**YOUR TASKS**
#1 Decide whether each statement agrees with the Deadpool review, answering yes or no and quoting the review's deciding words: (a) the writer saw Deadpool in a theater; (b) Ryan Reynolds once played Green Lantern; (c) the writer was very excited when Reynolds was cast.
#2 Transcribe the part of the Deadpool review starting at "Friday, May 27, 2016" and ending at "was still playing.".

··· SOURCE DOCUMENT ···

Friday, May 27, 2016

Review: "Deadpool"

I took today off from work. Chilled out. Ate a nice, fattening breakfast. Hit a biergarten for lunch. Chill day.

Oh wait, I said I was going to review Deadpool, didn't I?

Yeah, so I finally saw Deadpool. Dunno why or how I missed it in theaters.

No, wait. That's a lie. I know why and how. By the time life calmed down enough for me to even consider hitting a film in theaters, it was too much of a pain in the ass to find one in which Deadpool was still playing.

Fast forward to today. So... yeah.

Reactions: Goddamn brilliant!

Nice opening with the ultra-violence. Fun dose of carnage. Morena Baccarin. Mmmm... Sorry, where was I?

I'm lukewarm on Deadpool in comics. The character concept is campy, but fun. I didn't think they could possibly do a proper Deadpool film. When I heard Ryan Reynolds (who once played Green Lantern) was cast, I was... well, I wasn't super-excited. Reynolds also played Wade Wilson in Wolverine: Origins, which was not a good movie, so... yeah.

I was gratified to find my fears were unfounded. This movie was fantastic. Breaking the fourth wall. Ridiculous villains. X-Men cameos. Guns. It had it all.

··· INFORMATION SUPPLIED ···

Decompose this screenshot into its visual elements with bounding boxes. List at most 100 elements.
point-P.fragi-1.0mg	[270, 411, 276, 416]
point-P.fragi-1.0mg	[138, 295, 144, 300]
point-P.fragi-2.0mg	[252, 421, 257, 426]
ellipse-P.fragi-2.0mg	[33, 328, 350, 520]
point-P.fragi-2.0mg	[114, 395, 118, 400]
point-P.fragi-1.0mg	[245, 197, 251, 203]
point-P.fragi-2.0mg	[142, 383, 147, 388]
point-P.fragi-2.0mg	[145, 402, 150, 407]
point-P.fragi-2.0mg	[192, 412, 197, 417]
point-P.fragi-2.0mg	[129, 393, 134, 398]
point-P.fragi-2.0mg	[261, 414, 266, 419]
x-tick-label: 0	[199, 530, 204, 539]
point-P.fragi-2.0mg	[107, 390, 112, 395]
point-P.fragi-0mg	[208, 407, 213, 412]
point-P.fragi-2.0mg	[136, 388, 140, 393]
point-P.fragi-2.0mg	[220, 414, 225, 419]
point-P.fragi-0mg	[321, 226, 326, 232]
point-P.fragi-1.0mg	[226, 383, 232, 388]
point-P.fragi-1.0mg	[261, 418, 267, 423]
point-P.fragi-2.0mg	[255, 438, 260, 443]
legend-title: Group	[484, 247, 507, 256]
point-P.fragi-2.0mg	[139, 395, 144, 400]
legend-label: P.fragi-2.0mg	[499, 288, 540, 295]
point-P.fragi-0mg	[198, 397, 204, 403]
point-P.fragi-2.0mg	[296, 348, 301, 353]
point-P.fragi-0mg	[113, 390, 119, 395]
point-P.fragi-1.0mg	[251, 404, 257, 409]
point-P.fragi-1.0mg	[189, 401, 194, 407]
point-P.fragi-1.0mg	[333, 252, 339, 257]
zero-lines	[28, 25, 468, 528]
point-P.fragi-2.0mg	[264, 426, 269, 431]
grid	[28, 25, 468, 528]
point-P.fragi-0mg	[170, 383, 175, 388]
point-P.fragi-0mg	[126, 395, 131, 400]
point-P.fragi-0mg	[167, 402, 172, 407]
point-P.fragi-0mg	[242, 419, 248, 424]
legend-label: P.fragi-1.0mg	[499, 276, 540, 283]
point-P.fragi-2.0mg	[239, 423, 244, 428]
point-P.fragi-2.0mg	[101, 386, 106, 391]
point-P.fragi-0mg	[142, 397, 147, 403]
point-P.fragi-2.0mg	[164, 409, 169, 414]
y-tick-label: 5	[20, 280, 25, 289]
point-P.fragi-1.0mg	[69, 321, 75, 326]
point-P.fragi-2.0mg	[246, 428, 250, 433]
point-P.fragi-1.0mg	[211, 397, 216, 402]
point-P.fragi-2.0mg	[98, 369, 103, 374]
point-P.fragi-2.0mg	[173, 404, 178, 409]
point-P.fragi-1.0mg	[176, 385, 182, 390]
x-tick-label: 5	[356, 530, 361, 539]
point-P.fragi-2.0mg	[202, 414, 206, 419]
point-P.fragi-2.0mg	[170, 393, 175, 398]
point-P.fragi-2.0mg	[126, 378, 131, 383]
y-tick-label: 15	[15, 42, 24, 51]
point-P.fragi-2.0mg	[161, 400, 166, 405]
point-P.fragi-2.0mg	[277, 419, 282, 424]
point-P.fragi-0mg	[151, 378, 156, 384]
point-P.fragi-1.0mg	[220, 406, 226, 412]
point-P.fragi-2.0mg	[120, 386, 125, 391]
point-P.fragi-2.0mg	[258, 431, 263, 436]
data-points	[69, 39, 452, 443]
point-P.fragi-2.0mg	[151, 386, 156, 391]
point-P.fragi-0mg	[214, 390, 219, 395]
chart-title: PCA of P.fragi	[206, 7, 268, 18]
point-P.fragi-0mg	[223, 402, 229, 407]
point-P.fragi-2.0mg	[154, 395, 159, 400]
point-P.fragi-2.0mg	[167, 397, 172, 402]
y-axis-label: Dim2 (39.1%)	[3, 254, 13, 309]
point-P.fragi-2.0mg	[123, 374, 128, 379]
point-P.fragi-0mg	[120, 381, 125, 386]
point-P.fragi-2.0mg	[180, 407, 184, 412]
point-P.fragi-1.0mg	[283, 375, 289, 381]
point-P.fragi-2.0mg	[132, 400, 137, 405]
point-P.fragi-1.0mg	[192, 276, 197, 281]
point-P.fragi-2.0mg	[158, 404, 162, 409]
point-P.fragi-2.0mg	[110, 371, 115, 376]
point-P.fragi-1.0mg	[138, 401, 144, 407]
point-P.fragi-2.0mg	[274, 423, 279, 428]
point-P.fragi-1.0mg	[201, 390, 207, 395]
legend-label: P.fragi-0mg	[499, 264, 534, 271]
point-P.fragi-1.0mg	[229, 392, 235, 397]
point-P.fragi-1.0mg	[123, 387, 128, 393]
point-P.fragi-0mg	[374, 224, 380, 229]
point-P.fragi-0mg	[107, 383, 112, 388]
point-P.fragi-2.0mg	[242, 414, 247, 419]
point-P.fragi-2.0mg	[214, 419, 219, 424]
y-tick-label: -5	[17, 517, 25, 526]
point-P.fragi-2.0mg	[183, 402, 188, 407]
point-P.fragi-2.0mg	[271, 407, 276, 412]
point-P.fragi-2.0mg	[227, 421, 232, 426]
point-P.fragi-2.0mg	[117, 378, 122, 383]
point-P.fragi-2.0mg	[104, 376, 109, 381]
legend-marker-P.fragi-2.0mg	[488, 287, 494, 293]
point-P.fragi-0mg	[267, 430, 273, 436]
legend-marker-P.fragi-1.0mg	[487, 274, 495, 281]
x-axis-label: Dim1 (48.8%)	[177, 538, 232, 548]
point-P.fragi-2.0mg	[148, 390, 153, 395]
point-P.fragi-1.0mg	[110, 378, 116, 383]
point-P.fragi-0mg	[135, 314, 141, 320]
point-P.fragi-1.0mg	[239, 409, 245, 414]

···

**ANSWERS TO THE EXERCISE**
#1
(a) No: "Dunno why or how I missed it in theaters."
(b) Yes: "Ryan Reynolds (who once played Green Lantern)"
(c) No: "I wasn't super-excited."

#2
Friday, May 27, 2016

Review: "Deadpool"

I took today off from work. Chilled out. Ate a nice, fattening breakfast. Hit a biergarten for lunch. Chill day.

Oh wait, I said I was going to review Deadpool, didn't I?

Yeah, so I finally saw Deadpool. Dunno why or how I missed it in theaters.

No, wait. That's a lie. I know why and how. By the time life calmed down enough for me to even consider hitting a film in theaters, it was too much of a pain in the ass to find one in which Deadpool was still playing.